> **Your goal**
Using the data below, gather each line that includes the word "VinD".

> **Material provided**
** BEGIN **
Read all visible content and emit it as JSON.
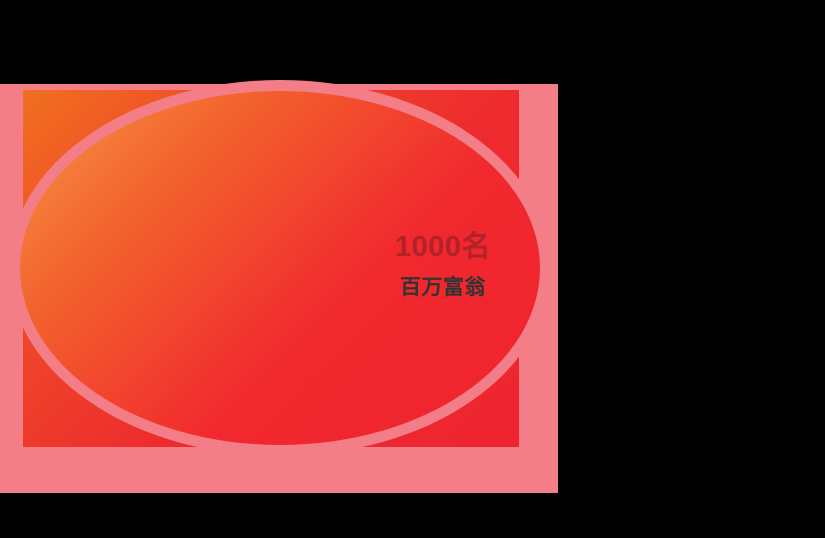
{
  "banner": {
    "headline": "1000名",
    "subline": "百万富翁",
    "colors": {
      "background": "#000000",
      "frame_pink": "#F47E88",
      "square_orange": "#F0701F",
      "square_red": "#EE2430",
      "ellipse_orange": "#F79645",
      "ellipse_red": "#F0232F",
      "headline_color": "#B2222A",
      "subline_color": "#333333"
    }
  }
}
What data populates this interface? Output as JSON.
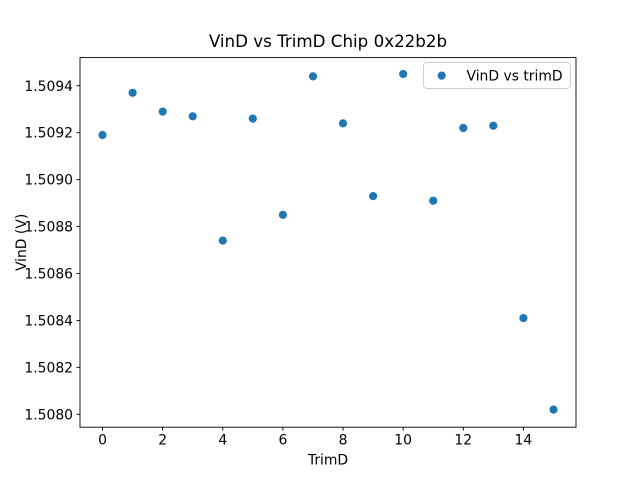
{
  "figure": {
    "background": "#ffffff",
    "axes_edge_color": "#000000"
  },
  "chart_data": {
    "type": "scatter",
    "title": "VinD vs TrimD Chip 0x22b2b",
    "xlabel": "TrimD",
    "ylabel": "VinD (V)",
    "legend": {
      "position": "upper right",
      "border_color": "#cccccc",
      "entries": [
        {
          "label": "VinD vs trimD",
          "marker": "dot",
          "marker_color": "#1f77b4"
        }
      ]
    },
    "series": [
      {
        "name": "VinD vs trimD",
        "marker_color": "#1f77b4",
        "x": [
          0,
          1,
          2,
          3,
          4,
          5,
          6,
          7,
          8,
          9,
          10,
          11,
          12,
          13,
          14,
          15
        ],
        "y": [
          1.50919,
          1.50937,
          1.50929,
          1.50927,
          1.50874,
          1.50926,
          1.50885,
          1.50944,
          1.50924,
          1.50893,
          1.50945,
          1.50891,
          1.50922,
          1.50923,
          1.50841,
          1.50802
        ]
      }
    ],
    "xlim": [
      -0.75,
      15.75
    ],
    "ylim": [
      1.507945,
      1.50952
    ],
    "xticks": {
      "values": [
        0,
        2,
        4,
        6,
        8,
        10,
        12,
        14
      ],
      "labels": [
        "0",
        "2",
        "4",
        "6",
        "8",
        "10",
        "12",
        "14"
      ]
    },
    "yticks": {
      "values": [
        1.508,
        1.5082,
        1.5084,
        1.5086,
        1.5088,
        1.509,
        1.5092,
        1.5094
      ],
      "labels": [
        "1.5080",
        "1.5082",
        "1.5084",
        "1.5086",
        "1.5088",
        "1.5090",
        "1.5092",
        "1.5094"
      ]
    },
    "grid": false
  }
}
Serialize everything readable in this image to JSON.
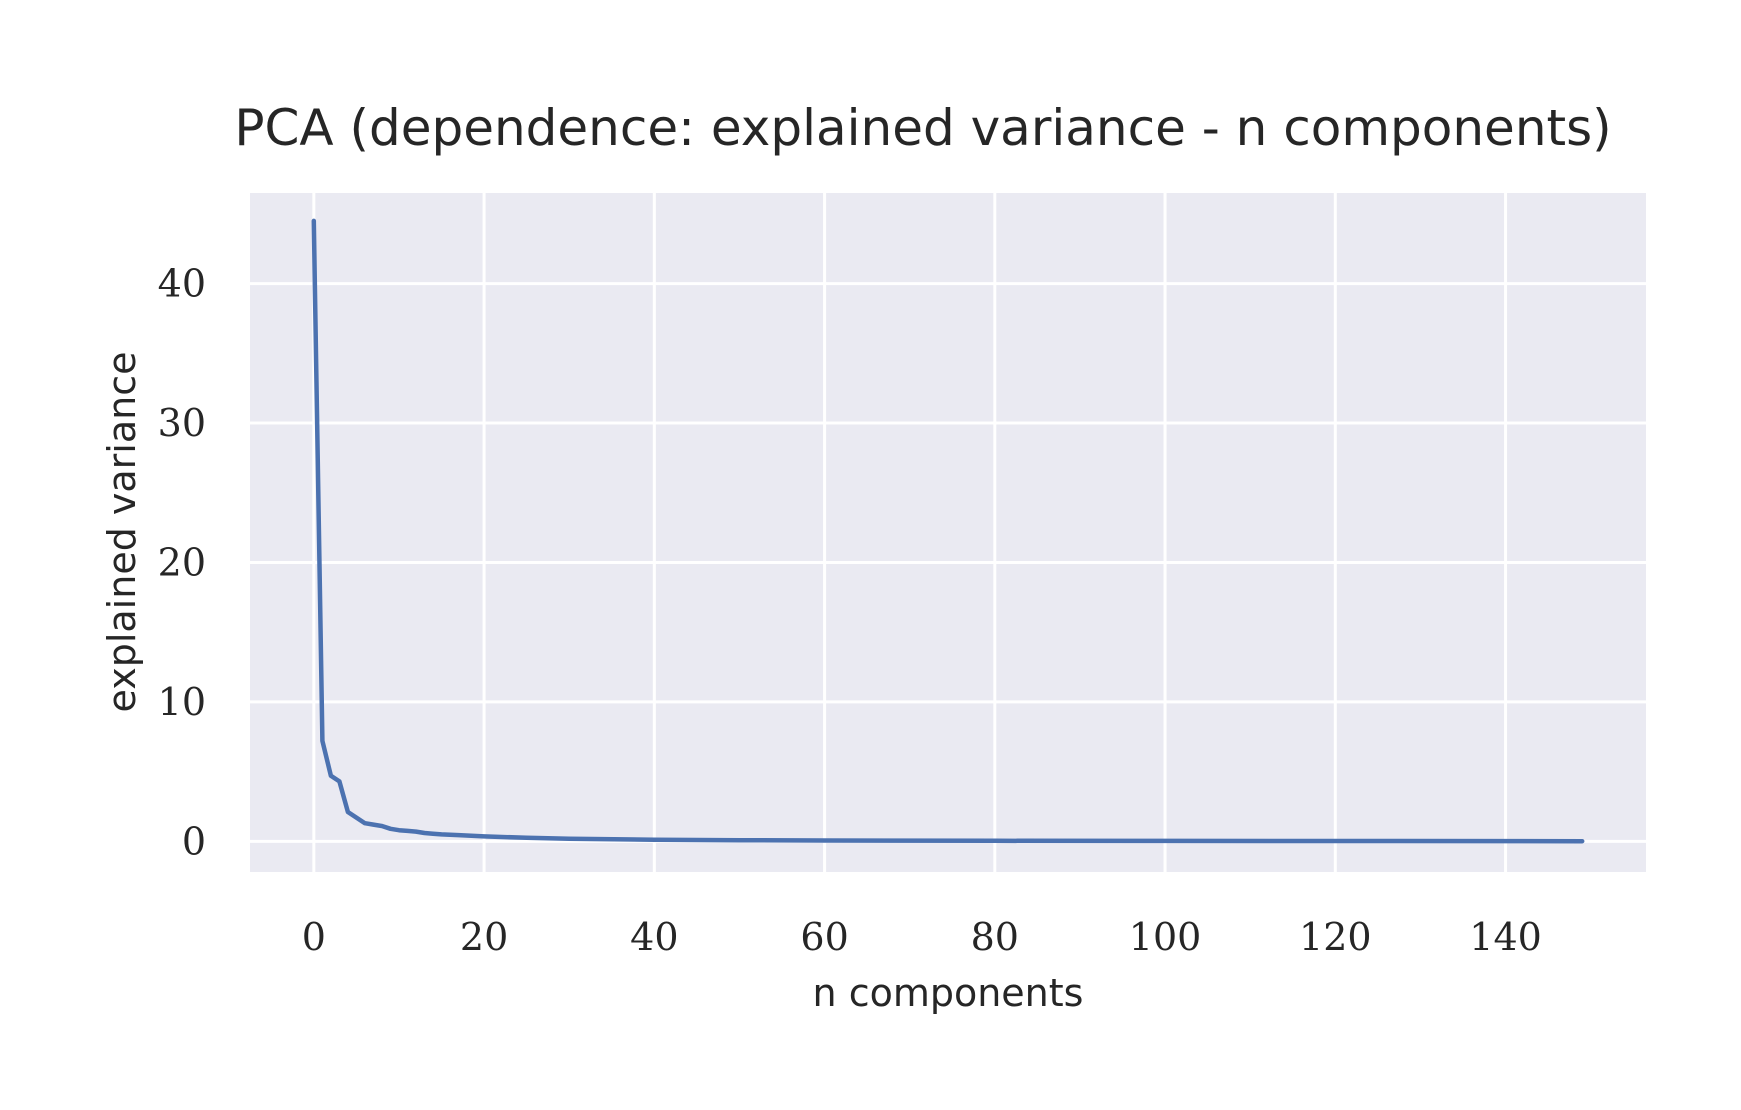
{
  "chart_data": {
    "type": "line",
    "title": "PCA (dependence: explained variance - n components)",
    "xlabel": "n components",
    "ylabel": "explained variance",
    "xlim": [
      -7.5,
      156.5
    ],
    "ylim": [
      -2.2,
      46.5
    ],
    "xticks": [
      0,
      20,
      40,
      60,
      80,
      100,
      120,
      140
    ],
    "yticks": [
      0,
      10,
      20,
      30,
      40
    ],
    "grid": true,
    "legend": "none",
    "colors": {
      "background": "#eaeaf2",
      "grid": "#ffffff",
      "line": "#4c72b0"
    },
    "series": [
      {
        "x": [
          0,
          1,
          2,
          3,
          4,
          5,
          6,
          7,
          8,
          9,
          10,
          11,
          12,
          13,
          14,
          15,
          17,
          20,
          25,
          30,
          40,
          50,
          60,
          80,
          100,
          120,
          149
        ],
        "values": [
          44.5,
          7.2,
          4.7,
          4.3,
          2.1,
          1.7,
          1.3,
          1.2,
          1.1,
          0.9,
          0.8,
          0.75,
          0.7,
          0.6,
          0.55,
          0.5,
          0.45,
          0.35,
          0.25,
          0.18,
          0.12,
          0.08,
          0.06,
          0.04,
          0.03,
          0.02,
          0.01
        ]
      }
    ]
  }
}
** END **
> **Task answer**
    "title": "VinD vs TrimD Chip 0x22b2b",
    "ylabel": "VinD (V)",
          "label": "VinD vs trimD",
        "name": "VinD vs trimD",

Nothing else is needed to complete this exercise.